◆ **Task description**:
Identify each line holding the string "Rate" and copy it.

☆ ☆ ☆ ☆ ☆ ☆ ☆

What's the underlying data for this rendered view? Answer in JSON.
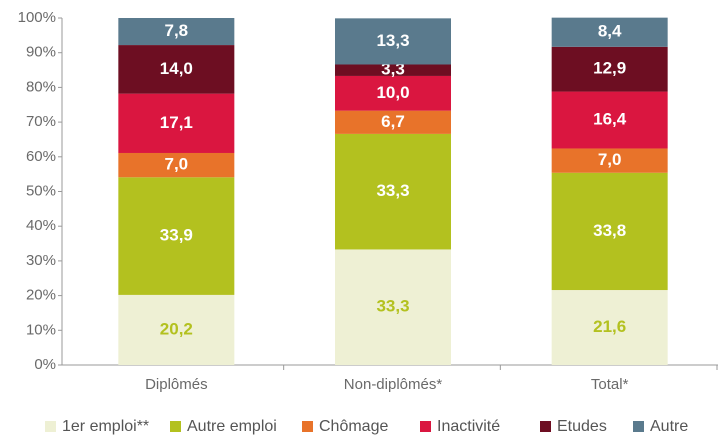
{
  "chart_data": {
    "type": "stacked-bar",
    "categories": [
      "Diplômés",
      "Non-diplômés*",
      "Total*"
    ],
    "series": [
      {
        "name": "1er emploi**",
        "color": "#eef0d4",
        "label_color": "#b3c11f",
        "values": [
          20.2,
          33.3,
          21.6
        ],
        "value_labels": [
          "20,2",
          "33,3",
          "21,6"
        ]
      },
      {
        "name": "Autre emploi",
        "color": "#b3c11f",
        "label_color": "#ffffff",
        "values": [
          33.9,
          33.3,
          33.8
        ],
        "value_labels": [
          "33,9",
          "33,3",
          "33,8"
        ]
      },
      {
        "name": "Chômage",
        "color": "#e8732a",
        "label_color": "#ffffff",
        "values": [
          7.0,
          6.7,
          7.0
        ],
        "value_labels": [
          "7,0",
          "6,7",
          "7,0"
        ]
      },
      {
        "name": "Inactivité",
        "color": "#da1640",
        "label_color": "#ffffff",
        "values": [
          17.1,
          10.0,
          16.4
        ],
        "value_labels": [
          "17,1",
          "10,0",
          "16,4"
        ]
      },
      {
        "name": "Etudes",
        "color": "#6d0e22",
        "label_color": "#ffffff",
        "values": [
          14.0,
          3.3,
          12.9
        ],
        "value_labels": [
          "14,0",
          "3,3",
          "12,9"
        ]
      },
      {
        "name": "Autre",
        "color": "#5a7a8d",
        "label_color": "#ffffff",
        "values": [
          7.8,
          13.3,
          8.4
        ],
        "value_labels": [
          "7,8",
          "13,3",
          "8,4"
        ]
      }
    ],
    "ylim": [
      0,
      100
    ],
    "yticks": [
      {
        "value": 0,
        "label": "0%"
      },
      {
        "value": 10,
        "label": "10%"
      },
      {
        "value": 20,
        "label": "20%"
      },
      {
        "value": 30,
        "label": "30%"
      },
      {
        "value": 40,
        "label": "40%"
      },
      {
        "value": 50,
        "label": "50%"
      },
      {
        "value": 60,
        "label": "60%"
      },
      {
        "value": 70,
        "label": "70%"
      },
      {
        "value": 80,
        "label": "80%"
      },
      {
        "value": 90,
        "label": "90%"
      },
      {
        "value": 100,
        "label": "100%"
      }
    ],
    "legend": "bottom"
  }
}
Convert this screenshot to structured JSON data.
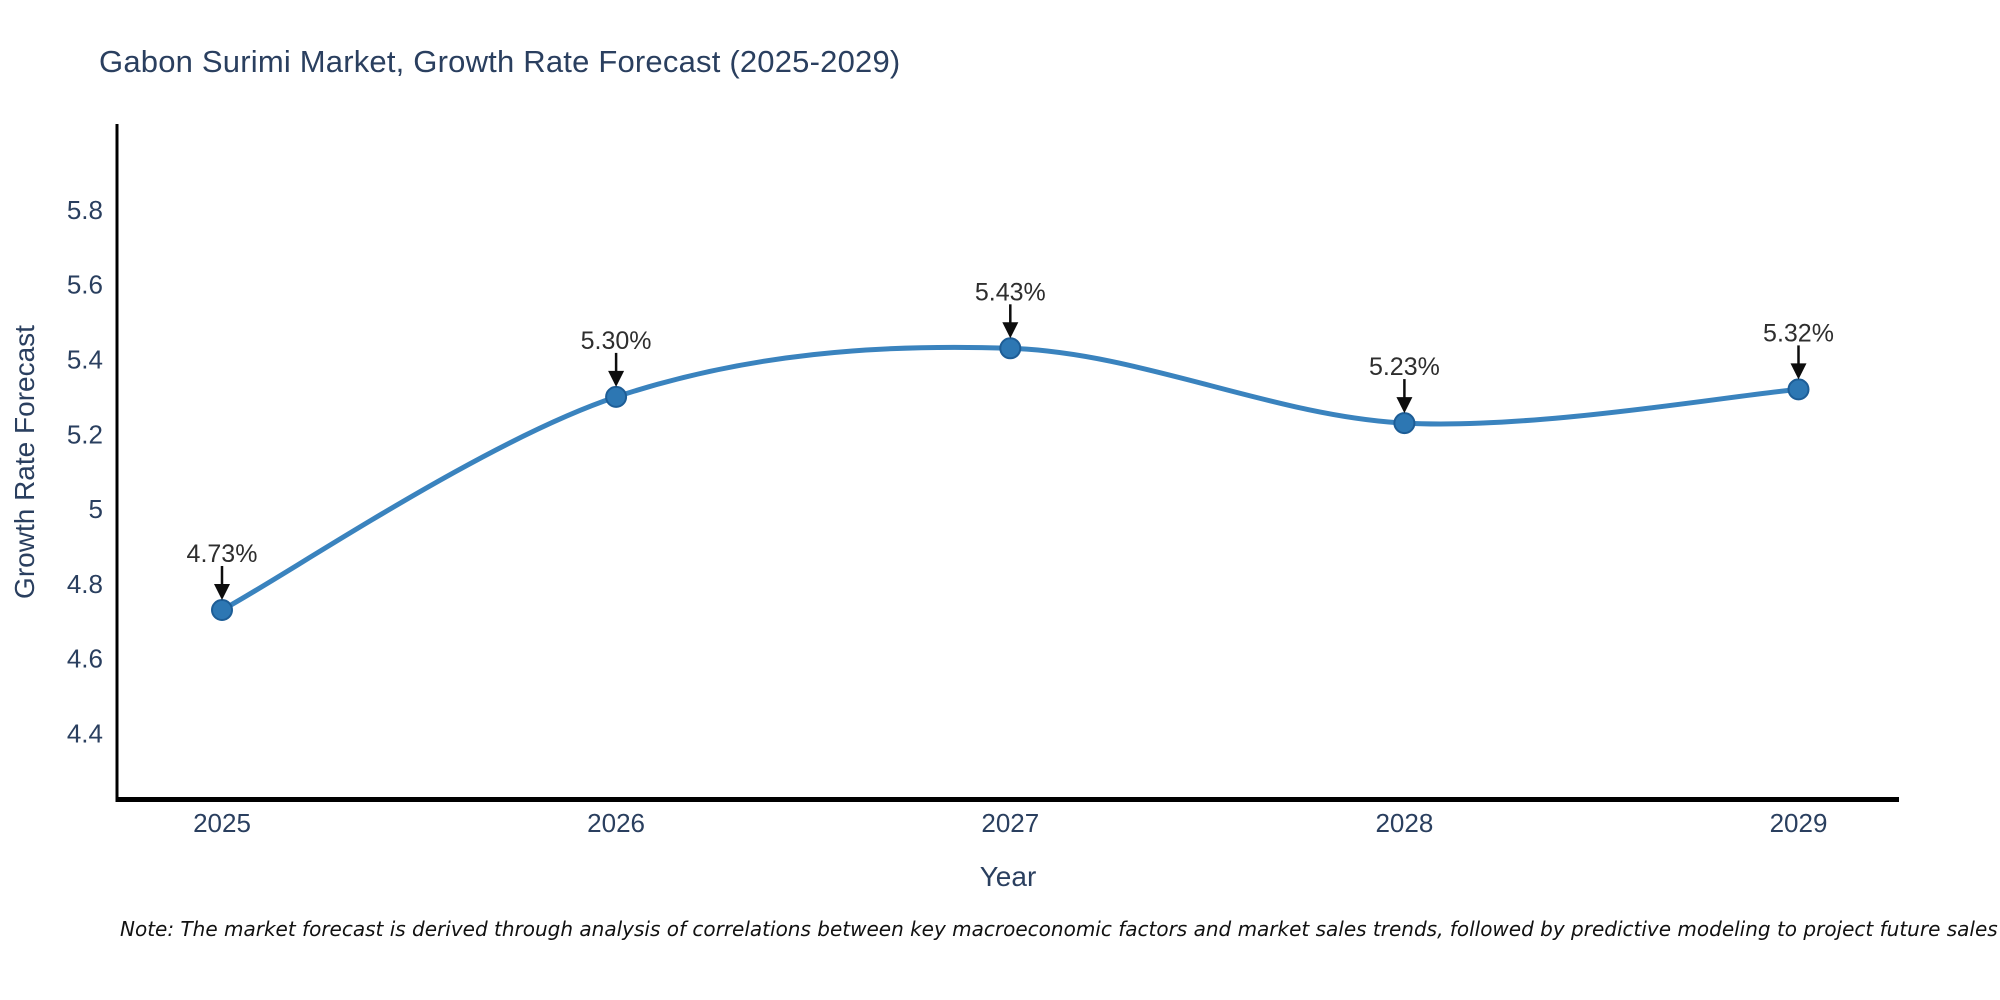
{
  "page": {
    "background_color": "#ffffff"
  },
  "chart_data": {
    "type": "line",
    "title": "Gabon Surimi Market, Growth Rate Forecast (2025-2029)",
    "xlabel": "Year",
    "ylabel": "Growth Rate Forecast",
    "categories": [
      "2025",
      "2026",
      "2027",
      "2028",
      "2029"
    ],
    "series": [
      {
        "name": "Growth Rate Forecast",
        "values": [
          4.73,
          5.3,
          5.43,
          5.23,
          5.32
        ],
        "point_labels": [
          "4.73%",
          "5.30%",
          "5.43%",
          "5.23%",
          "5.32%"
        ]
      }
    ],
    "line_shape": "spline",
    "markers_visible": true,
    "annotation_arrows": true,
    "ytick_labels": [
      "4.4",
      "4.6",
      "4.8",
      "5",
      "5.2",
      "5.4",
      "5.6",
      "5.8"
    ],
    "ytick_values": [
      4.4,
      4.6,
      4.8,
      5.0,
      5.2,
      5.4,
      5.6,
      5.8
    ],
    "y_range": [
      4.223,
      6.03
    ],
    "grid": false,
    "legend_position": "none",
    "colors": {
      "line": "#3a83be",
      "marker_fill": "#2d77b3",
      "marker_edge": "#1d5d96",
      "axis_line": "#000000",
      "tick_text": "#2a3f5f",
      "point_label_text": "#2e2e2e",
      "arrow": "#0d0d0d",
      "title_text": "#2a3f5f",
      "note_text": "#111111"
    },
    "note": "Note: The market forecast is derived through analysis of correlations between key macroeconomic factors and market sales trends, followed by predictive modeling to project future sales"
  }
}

☆ ☆ ☆ ☆ ☆ ☆ ☆

◆ **Expected output**:
    "title": "Gabon Surimi Market, Growth Rate Forecast (2025-2029)",
    "ylabel": "Growth Rate Forecast",
        "name": "Growth Rate Forecast",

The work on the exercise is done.